WHAT IS BEING ASKED:
Transcribe every line of the data below verbatim, and leave the pictures out of your transcription.

⁂

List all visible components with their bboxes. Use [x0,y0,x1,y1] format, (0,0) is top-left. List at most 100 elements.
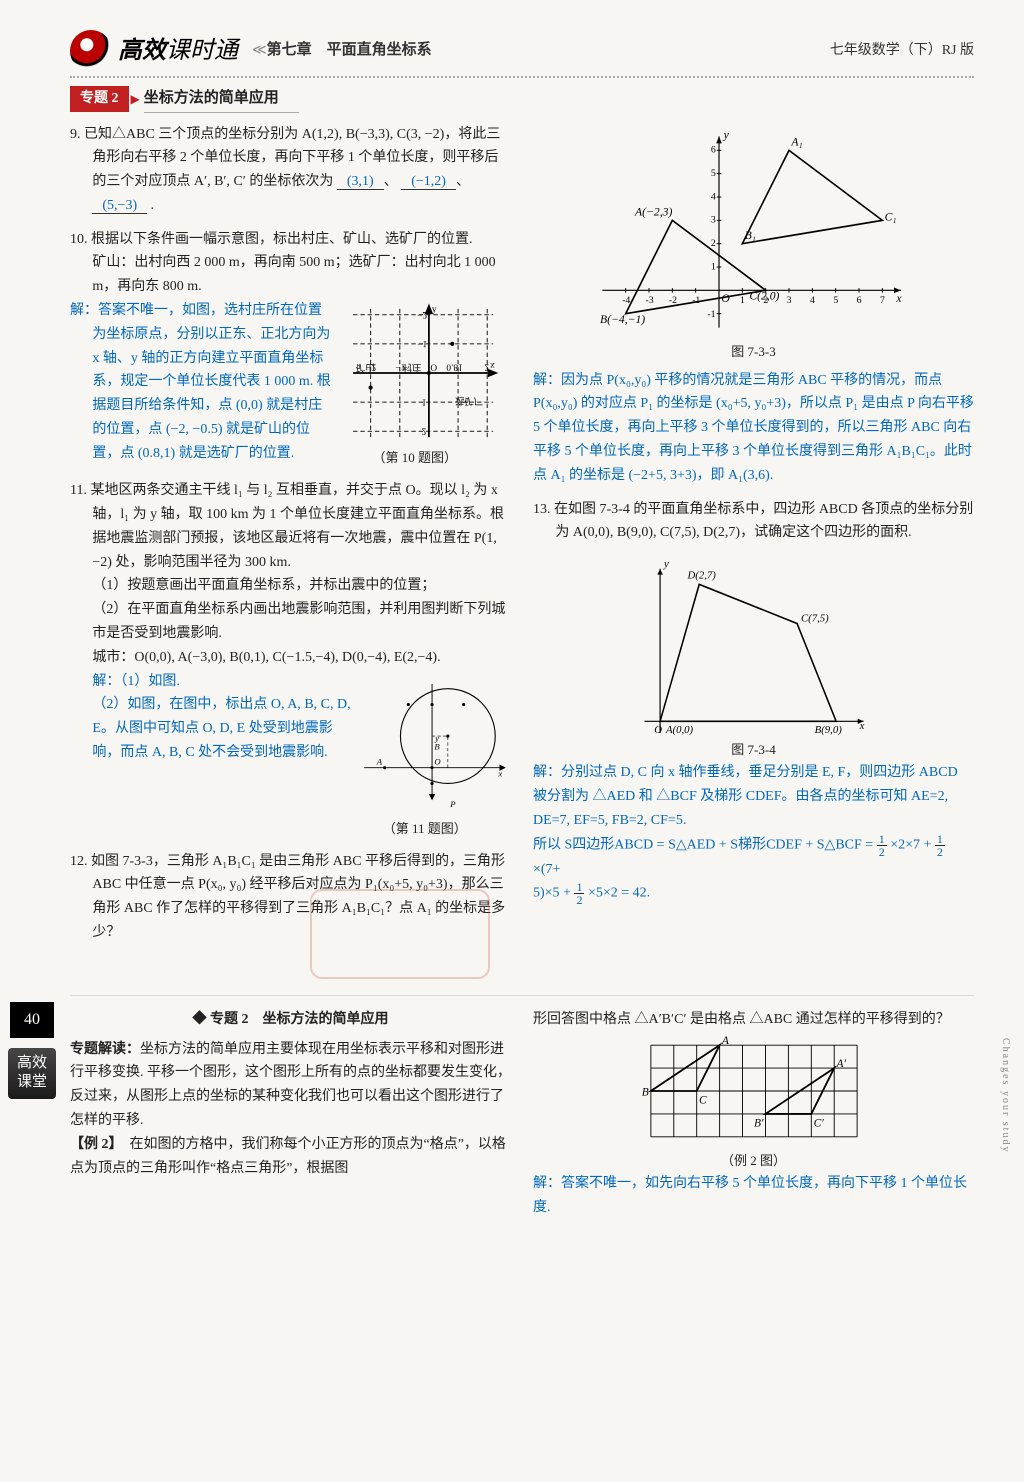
svg-text:y: y [432,305,437,315]
svg-text:3: 3 [710,214,715,225]
svg-text:x: x [895,292,902,305]
svg-text:A: A [376,756,383,766]
vertical-side-label: Changes your study [997,1038,1014,1153]
svg-text:B₁: B₁ [744,229,755,242]
svg-text:−2: −2 [366,361,376,371]
svg-text:x: x [497,768,502,778]
q11-figure: O A B C D E P x y [361,674,511,814]
q12-answer: 解：因为点 P(x₀,y₀) 平移的情况就是三角形 ABC 平移的情况，而点 P… [533,369,974,488]
q11-caption: （第 11 题图） [361,818,511,840]
svg-text:6: 6 [856,295,861,306]
q10-stem: 10. 根据以下条件画一幅示意图，标出村庄、矿山、选矿厂的位置. [70,232,473,247]
q10-figure-box: xy O 矿山 选矿厂 村庄 0.8 −1−2 12 12 −1−2 [341,299,511,469]
svg-text:1: 1 [740,295,745,306]
figure-7-3-3: A(−2,3) B(−4,−1) C(2,0) A₁ B₁ C₁ xy O -4… [569,127,939,337]
svg-text:2: 2 [422,425,427,435]
q13-ans-l2: 所以 S四边形ABCD = S△AED + S梯形CDEF + S△BCF = … [533,833,974,882]
topic-bar: 专题 2 ▶ 坐标方法的简单应用 [70,86,974,113]
svg-text:3: 3 [786,295,791,306]
p1-label: 专题解读： [70,1042,140,1057]
q11-part2: （2）在平面直角坐标系内画出地震影响范围，并利用图判断下列城市是否受到地震影响. [92,598,511,646]
svg-text:B′: B′ [754,1117,764,1129]
svg-text:O: O [654,724,662,735]
question-11: 11. 某地区两条交通主干线 l₁ 与 l₂ 互相垂直，并交于点 O。现以 l₂… [70,479,511,839]
svg-text:x: x [858,720,864,732]
q10-line2: 矿山：出村向西 2 000 m，再向南 500 m；选矿厂：出村向北 1 000… [92,251,511,299]
q13-l3-pre: 5)×5 + [533,886,574,901]
bottom-title: ◆ 专题 2 坐标方法的简单应用 [70,1008,511,1032]
svg-text:4: 4 [810,295,815,306]
svg-text:y: y [722,128,729,141]
svg-text:-4: -4 [622,295,630,306]
svg-text:B: B [434,741,440,751]
svg-text:B(9,0): B(9,0) [814,724,842,735]
q13-stem: 13. 在如图 7-3-4 的平面直角坐标系中，四边形 ABCD 各顶点的坐标分… [533,502,973,541]
q9-ans-a: (3,1) [337,174,384,190]
svg-text:-3: -3 [645,295,653,306]
q13-l2-mid: ×2×7 + [890,837,935,852]
svg-text:A: A [720,1036,729,1047]
svg-text:y: y [663,558,669,570]
bottom-example: 【例 2】 在如图的方格中，我们称每个小正方形的顶点为“格点”，以格点为顶点的三… [70,1133,511,1181]
svg-text:-1: -1 [707,309,715,320]
ex2-caption: （例 2 图） [533,1150,974,1172]
topic-tag: 专题 2 [70,86,129,112]
topic-title: 坐标方法的简单应用 [144,86,299,113]
q9-ans-c: (5,−3) [92,198,147,214]
brand-main: 高效 [118,38,166,64]
svg-text:C: C [699,1094,707,1106]
svg-text:6: 6 [710,144,715,155]
svg-text:7: 7 [880,295,885,306]
logo-icon [70,30,112,72]
ex-text: 在如图的方格中，我们称每个小正方形的顶点为“格点”，以格点为顶点的三角形叫作“格… [70,1137,506,1176]
svg-text:-2: -2 [668,295,676,306]
q11-ans1: 解：（1）如图. [92,670,355,694]
svg-text:−1: −1 [395,361,405,371]
bottom-r1: 形回答图中格点 △A′B′C′ 是由格点 △ABC 通过怎样的平移得到的？ [533,1008,974,1032]
q10-caption: （第 10 题图） [341,447,511,469]
q10-figure: xy O 矿山 选矿厂 村庄 0.8 −1−2 12 12 −1−2 [341,303,511,443]
question-9: 9. 已知△ABC 三个顶点的坐标分别为 A(1,2), B(−3,3), C(… [70,123,511,218]
q13-l2-pre: 所以 S四边形ABCD = S△AED + S梯形CDEF + S△BCF = [533,837,877,852]
brand-sub: 课时通 [166,38,238,64]
question-12: 12. 如图 7-3-3，三角形 A₁B₁C₁ 是由三角形 ABC 平移后得到的… [70,850,511,945]
svg-text:D(2,7): D(2,7) [686,570,716,582]
bottom-answer: 解：答案不唯一，如先向右平移 5 个单位长度，再向下平移 1 个单位长度. [533,1172,974,1220]
svg-text:C′: C′ [813,1117,824,1129]
svg-text:P: P [449,799,456,809]
svg-text:O: O [721,292,730,305]
svg-text:5: 5 [833,295,838,306]
grade-label: 七年级数学（下）RJ 版 [830,39,974,63]
q9-ans-b: (−1,2) [401,174,456,190]
q13-l2-mid2: ×(7+ [533,862,560,877]
ex-label: 【例 2】 [70,1137,116,1152]
class-badge: 高效课堂 [8,1048,56,1099]
bottom-p1: 专题解读：坐标方法的简单应用主要体现在用坐标表示平移和对图形进行平移变换. 平移… [70,1038,511,1133]
svg-text:选矿厂: 选矿厂 [455,395,483,407]
svg-text:−2: −2 [417,309,427,319]
q11-stem: 11. 某地区两条交通主干线 l₁ 与 l₂ 互相垂直，并交于点 O。现以 l₂… [70,483,504,569]
svg-text:2: 2 [763,295,768,306]
bottom-left: 40 高效课堂 ◆ 专题 2 坐标方法的简单应用 专题解读：坐标方法的简单应用主… [70,1008,511,1219]
chevron-icon: ≪ [252,39,263,63]
svg-text:O: O [430,361,437,371]
q13-ans-l1: 解：分别过点 D, C 向 x 轴作垂线，垂足分别是 E, F，则四边形 ABC… [533,761,974,832]
svg-text:1: 1 [458,361,463,371]
page-number-badge: 40 [10,1002,54,1038]
svg-text:-1: -1 [692,295,700,306]
svg-text:C₁: C₁ [884,210,896,223]
chapter-title: 第七章 平面直角坐标系 [267,38,432,64]
example2-figure: ABC A′B′C′ [634,1036,874,1146]
q12-stem: 12. 如图 7-3-3，三角形 A₁B₁C₁ 是由三角形 ABC 平移后得到的… [70,854,505,940]
svg-text:A₁: A₁ [790,135,802,148]
q11-ans2: （2）如图，在图中，标出点 O, A, B, C, D, E。从图中可知点 O,… [92,693,355,764]
q13-l3-post: ×5×2 = 42. [588,886,650,901]
left-column: 9. 已知△ABC 三个顶点的坐标分别为 A(1,2), B(−3,3), C(… [70,123,511,955]
svg-text:2: 2 [710,238,715,249]
svg-text:0.8: 0.8 [446,361,458,371]
svg-text:5: 5 [710,168,715,179]
svg-text:B(−4,−1): B(−4,−1) [600,313,645,326]
svg-text:−1: −1 [417,338,427,348]
svg-text:1: 1 [710,261,715,272]
right-column: A(−2,3) B(−4,−1) C(2,0) A₁ B₁ C₁ xy O -4… [533,123,974,955]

⁂

EXERCISE RESPONSE:
List all visible components with their bboxes. Use [x0,y0,x1,y1] format, (0,0) is top-left. List at most 100 elements.
svg-text:y: y [432,305,437,315]
svg-text:3: 3 [710,214,715,225]
svg-text:x: x [895,292,902,305]
svg-text:A: A [376,756,383,766]
vertical-side-label: Changes your study [997,1038,1014,1153]
svg-text:B₁: B₁ [744,229,755,242]
svg-text:−2: −2 [366,361,376,371]
svg-text:x: x [497,768,502,778]
q11-figure: O A B C D E P x y [361,674,511,814]
q12-answer: 解：因为点 P(x₀,y₀) 平移的情况就是三角形 ABC 平移的情况，而点 P… [533,369,974,488]
q11-caption: （第 11 题图） [361,818,511,840]
svg-text:6: 6 [856,295,861,306]
q10-stem: 10. 根据以下条件画一幅示意图，标出村庄、矿山、选矿厂的位置. [70,232,473,247]
q10-figure-box: xy O 矿山 选矿厂 村庄 0.8 −1−2 12 12 −1−2 [341,299,511,469]
svg-text:1: 1 [740,295,745,306]
figure-7-3-3: A(−2,3) B(−4,−1) C(2,0) A₁ B₁ C₁ xy O -4… [569,127,939,337]
svg-text:2: 2 [422,425,427,435]
q13-ans-l2: 所以 S四边形ABCD = S△AED + S梯形CDEF + S△BCF = … [533,833,974,882]
topic-bar: 专题 2 ▶ 坐标方法的简单应用 [70,86,974,113]
svg-text:3: 3 [786,295,791,306]
p1-label: 专题解读： [70,1042,140,1057]
q11-part2: （2）在平面直角坐标系内画出地震影响范围，并利用图判断下列城市是否受到地震影响. [92,598,511,646]
svg-text:B′: B′ [754,1117,764,1129]
svg-text:O: O [654,724,662,735]
question-11: 11. 某地区两条交通主干线 l₁ 与 l₂ 互相垂直，并交于点 O。现以 l₂… [70,479,511,839]
svg-text:x: x [858,720,864,732]
q10-line2: 矿山：出村向西 2 000 m，再向南 500 m；选矿厂：出村向北 1 000… [92,251,511,299]
q13-l3-pre: 5)×5 + [533,886,574,901]
bottom-title: ◆ 专题 2 坐标方法的简单应用 [70,1008,511,1032]
svg-text:4: 4 [810,295,815,306]
svg-text:y: y [722,128,729,141]
svg-text:-4: -4 [622,295,630,306]
svg-text:B: B [434,741,440,751]
svg-text:B(9,0): B(9,0) [814,724,842,735]
q13-stem: 13. 在如图 7-3-4 的平面直角坐标系中，四边形 ABCD 各顶点的坐标分… [533,502,973,541]
q9-ans-a: (3,1) [337,174,384,190]
svg-text:-3: -3 [645,295,653,306]
q13-l2-mid: ×2×7 + [890,837,935,852]
svg-text:A: A [720,1036,729,1047]
svg-text:y: y [663,558,669,570]
bottom-example: 【例 2】 在如图的方格中，我们称每个小正方形的顶点为“格点”，以格点为顶点的三… [70,1133,511,1181]
svg-text:-1: -1 [707,309,715,320]
ex2-caption: （例 2 图） [533,1150,974,1172]
topic-tag: 专题 2 [70,86,129,112]
topic-title: 坐标方法的简单应用 [144,86,299,113]
q9-ans-c: (5,−3) [92,198,147,214]
brand-main: 高效 [118,38,166,64]
svg-text:C: C [699,1094,707,1106]
svg-text:6: 6 [710,144,715,155]
svg-text:7: 7 [880,295,885,306]
logo-icon [70,30,112,72]
ex-text: 在如图的方格中，我们称每个小正方形的顶点为“格点”，以格点为顶点的三角形叫作“格… [70,1137,506,1176]
svg-text:-2: -2 [668,295,676,306]
q11-ans1: 解：（1）如图. [92,670,355,694]
svg-text:−1: −1 [395,361,405,371]
bottom-r1: 形回答图中格点 △A′B′C′ 是由格点 △ABC 通过怎样的平移得到的？ [533,1008,974,1032]
q10-caption: （第 10 题图） [341,447,511,469]
q10-figure: xy O 矿山 选矿厂 村庄 0.8 −1−2 12 12 −1−2 [341,303,511,443]
question-9: 9. 已知△ABC 三个顶点的坐标分别为 A(1,2), B(−3,3), C(… [70,123,511,218]
q13-l2-pre: 所以 S四边形ABCD = S△AED + S梯形CDEF + S△BCF = [533,837,877,852]
brand-sub: 课时通 [166,38,238,64]
question-12: 12. 如图 7-3-3，三角形 A₁B₁C₁ 是由三角形 ABC 平移后得到的… [70,850,511,945]
svg-text:D(2,7): D(2,7) [686,570,716,582]
bottom-answer: 解：答案不唯一，如先向右平移 5 个单位长度，再向下平移 1 个单位长度. [533,1172,974,1220]
svg-text:C′: C′ [813,1117,824,1129]
svg-text:P: P [449,799,456,809]
svg-text:O: O [721,292,730,305]
svg-text:5: 5 [833,295,838,306]
grade-label: 七年级数学（下）RJ 版 [830,39,974,63]
q9-ans-b: (−1,2) [401,174,456,190]
q13-l2-mid2: ×(7+ [533,862,560,877]
ex-label: 【例 2】 [70,1137,116,1152]
class-badge: 高效课堂 [8,1048,56,1099]
bottom-p1: 专题解读：坐标方法的简单应用主要体现在用坐标表示平移和对图形进行平移变换. 平移… [70,1038,511,1133]
svg-text:选矿厂: 选矿厂 [455,395,483,407]
svg-text:−2: −2 [417,309,427,319]
q11-stem: 11. 某地区两条交通主干线 l₁ 与 l₂ 互相垂直，并交于点 O。现以 l₂… [70,483,504,569]
svg-text:2: 2 [763,295,768,306]
bottom-left: 40 高效课堂 ◆ 专题 2 坐标方法的简单应用 专题解读：坐标方法的简单应用主… [70,1008,511,1219]
chevron-icon: ≪ [252,39,263,63]
svg-text:O: O [430,361,437,371]
q13-ans-l1: 解：分别过点 D, C 向 x 轴作垂线，垂足分别是 E, F，则四边形 ABC… [533,761,974,832]
svg-text:1: 1 [458,361,463,371]
page-number-badge: 40 [10,1002,54,1038]
svg-text:-1: -1 [692,295,700,306]
svg-text:C₁: C₁ [884,210,896,223]
chapter-title: 第七章 平面直角坐标系 [267,38,432,64]
example2-figure: ABC A′B′C′ [634,1036,874,1146]
q12-stem: 12. 如图 7-3-3，三角形 A₁B₁C₁ 是由三角形 ABC 平移后得到的… [70,854,505,940]
svg-text:A₁: A₁ [790,135,802,148]
q11-ans2: （2）如图，在图中，标出点 O, A, B, C, D, E。从图中可知点 O,… [92,693,355,764]
q13-l3-post: ×5×2 = 42. [588,886,650,901]
left-column: 9. 已知△ABC 三个顶点的坐标分别为 A(1,2), B(−3,3), C(… [70,123,511,955]
svg-text:2: 2 [710,238,715,249]
svg-text:0.8: 0.8 [446,361,458,371]
svg-text:5: 5 [710,168,715,179]
svg-text:B(−4,−1): B(−4,−1) [600,313,645,326]
svg-text:−1: −1 [417,338,427,348]
svg-text:1: 1 [710,261,715,272]
right-column: A(−2,3) B(−4,−1) C(2,0) A₁ B₁ C₁ xy O -4… [533,123,974,955]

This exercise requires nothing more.